* [Exercise objective]: Look below and pull out each line with the word "environment".

* [Given records]:
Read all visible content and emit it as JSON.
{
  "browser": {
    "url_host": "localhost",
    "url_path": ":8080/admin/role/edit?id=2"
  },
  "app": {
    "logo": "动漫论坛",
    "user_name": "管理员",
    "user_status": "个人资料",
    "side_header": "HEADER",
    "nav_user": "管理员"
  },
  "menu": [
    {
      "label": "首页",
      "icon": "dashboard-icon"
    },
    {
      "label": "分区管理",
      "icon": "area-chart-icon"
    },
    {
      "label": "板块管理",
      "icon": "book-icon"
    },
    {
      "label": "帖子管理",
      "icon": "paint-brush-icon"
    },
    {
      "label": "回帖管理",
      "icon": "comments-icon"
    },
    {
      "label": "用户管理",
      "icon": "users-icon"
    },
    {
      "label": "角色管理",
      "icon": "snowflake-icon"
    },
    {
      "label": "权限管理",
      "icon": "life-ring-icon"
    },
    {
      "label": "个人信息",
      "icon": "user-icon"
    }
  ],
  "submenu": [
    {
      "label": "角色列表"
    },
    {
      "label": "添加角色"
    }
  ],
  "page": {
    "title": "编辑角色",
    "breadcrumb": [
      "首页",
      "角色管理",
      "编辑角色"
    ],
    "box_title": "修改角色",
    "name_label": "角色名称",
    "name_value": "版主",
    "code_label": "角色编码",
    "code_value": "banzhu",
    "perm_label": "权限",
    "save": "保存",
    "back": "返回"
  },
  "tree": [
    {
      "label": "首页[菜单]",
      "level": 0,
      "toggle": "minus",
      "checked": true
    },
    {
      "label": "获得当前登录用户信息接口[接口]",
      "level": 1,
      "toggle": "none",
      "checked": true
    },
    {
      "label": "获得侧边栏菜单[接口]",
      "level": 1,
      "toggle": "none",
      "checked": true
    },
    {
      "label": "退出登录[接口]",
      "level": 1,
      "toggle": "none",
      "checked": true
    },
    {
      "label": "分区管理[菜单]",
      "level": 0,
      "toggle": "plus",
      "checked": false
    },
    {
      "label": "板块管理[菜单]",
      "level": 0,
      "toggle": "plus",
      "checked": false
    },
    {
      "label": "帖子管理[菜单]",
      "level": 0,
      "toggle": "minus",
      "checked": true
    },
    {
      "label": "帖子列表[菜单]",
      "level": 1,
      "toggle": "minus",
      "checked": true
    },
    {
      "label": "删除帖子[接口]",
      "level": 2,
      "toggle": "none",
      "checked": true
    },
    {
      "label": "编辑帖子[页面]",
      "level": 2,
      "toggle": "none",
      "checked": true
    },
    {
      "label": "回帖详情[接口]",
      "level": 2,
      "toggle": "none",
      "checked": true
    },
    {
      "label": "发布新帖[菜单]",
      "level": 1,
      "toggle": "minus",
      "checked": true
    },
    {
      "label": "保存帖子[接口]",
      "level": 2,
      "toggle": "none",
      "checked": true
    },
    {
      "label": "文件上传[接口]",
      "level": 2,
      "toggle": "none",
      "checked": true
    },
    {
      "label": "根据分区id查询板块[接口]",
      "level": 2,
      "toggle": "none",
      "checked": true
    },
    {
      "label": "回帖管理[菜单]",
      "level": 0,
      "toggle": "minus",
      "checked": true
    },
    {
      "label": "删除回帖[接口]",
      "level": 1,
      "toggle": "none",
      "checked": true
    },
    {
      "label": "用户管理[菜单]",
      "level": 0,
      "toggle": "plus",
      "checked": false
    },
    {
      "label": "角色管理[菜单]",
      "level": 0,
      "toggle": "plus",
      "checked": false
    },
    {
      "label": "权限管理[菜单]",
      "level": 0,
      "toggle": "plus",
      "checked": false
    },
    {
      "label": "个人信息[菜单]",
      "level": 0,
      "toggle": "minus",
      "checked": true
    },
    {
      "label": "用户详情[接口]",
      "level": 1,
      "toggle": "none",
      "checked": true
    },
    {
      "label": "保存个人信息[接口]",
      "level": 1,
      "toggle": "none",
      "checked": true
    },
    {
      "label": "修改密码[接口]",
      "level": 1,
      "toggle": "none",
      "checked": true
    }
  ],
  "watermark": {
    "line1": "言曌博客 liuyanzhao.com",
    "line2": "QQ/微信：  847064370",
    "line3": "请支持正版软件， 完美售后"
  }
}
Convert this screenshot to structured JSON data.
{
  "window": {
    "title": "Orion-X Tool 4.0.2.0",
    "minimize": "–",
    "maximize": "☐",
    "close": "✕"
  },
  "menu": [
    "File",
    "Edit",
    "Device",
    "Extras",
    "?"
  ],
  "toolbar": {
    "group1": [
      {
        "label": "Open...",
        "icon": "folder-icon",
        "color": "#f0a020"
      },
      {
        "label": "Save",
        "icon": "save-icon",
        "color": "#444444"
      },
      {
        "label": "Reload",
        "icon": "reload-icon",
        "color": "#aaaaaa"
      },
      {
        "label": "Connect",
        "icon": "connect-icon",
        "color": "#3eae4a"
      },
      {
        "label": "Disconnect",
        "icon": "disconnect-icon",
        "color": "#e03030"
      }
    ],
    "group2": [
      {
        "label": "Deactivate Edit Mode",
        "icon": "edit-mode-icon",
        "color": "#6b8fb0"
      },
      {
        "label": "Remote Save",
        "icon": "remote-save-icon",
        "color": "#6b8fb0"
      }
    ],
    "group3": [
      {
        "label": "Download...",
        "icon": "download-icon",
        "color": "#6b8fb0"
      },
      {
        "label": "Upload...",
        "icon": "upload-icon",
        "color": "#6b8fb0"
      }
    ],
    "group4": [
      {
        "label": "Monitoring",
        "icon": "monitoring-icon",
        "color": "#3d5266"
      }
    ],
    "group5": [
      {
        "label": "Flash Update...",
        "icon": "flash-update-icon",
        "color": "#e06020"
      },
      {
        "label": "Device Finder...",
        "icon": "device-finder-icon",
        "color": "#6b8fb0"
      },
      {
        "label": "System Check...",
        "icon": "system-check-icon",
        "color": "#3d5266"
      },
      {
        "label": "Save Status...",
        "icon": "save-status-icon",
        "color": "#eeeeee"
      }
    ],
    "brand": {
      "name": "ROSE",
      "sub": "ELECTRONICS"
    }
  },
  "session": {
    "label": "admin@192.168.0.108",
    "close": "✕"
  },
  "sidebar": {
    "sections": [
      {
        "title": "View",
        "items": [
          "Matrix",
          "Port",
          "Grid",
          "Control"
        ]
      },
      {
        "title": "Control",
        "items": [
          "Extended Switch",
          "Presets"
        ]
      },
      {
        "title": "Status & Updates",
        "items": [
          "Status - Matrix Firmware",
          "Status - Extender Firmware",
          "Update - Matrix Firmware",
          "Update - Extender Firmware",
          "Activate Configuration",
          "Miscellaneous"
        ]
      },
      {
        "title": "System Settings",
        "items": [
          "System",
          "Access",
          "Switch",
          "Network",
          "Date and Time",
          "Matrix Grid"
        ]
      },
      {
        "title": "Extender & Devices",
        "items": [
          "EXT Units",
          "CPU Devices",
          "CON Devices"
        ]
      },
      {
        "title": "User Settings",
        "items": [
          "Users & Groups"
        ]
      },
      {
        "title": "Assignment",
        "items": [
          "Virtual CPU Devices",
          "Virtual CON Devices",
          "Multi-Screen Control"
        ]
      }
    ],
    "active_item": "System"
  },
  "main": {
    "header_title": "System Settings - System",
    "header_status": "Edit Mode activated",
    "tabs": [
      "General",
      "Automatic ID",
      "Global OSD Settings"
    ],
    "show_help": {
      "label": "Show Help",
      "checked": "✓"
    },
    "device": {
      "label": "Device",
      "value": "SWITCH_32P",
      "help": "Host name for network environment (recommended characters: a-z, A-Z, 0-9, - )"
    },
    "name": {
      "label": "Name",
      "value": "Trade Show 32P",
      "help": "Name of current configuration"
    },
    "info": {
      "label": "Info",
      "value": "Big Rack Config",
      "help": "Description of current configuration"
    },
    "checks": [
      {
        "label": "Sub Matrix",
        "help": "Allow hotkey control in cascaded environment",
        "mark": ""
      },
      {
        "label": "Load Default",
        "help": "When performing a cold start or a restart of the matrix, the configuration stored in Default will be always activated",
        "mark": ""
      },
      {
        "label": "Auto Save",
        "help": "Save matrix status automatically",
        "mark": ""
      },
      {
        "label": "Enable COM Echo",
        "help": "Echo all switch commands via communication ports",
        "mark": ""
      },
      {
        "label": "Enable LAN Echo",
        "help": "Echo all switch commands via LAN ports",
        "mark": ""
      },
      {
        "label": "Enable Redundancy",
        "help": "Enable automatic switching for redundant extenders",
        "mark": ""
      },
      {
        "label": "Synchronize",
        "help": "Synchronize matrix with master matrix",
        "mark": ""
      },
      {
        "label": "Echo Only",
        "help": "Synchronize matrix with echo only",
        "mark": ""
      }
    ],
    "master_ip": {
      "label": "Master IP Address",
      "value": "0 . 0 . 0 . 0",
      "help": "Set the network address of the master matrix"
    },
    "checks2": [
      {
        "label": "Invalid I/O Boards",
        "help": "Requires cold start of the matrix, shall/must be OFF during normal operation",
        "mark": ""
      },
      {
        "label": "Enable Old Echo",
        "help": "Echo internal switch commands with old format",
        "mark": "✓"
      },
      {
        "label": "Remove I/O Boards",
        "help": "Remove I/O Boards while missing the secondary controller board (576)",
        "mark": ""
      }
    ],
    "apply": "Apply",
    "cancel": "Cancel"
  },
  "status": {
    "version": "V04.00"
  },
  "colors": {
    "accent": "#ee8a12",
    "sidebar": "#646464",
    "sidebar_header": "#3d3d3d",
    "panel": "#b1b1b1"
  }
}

* [Problem solution]:
      "help": "Host name for network environment (recommended characters: a-z, A-Z, 0-9, - )"
        "help": "Allow hotkey control in cascaded environment",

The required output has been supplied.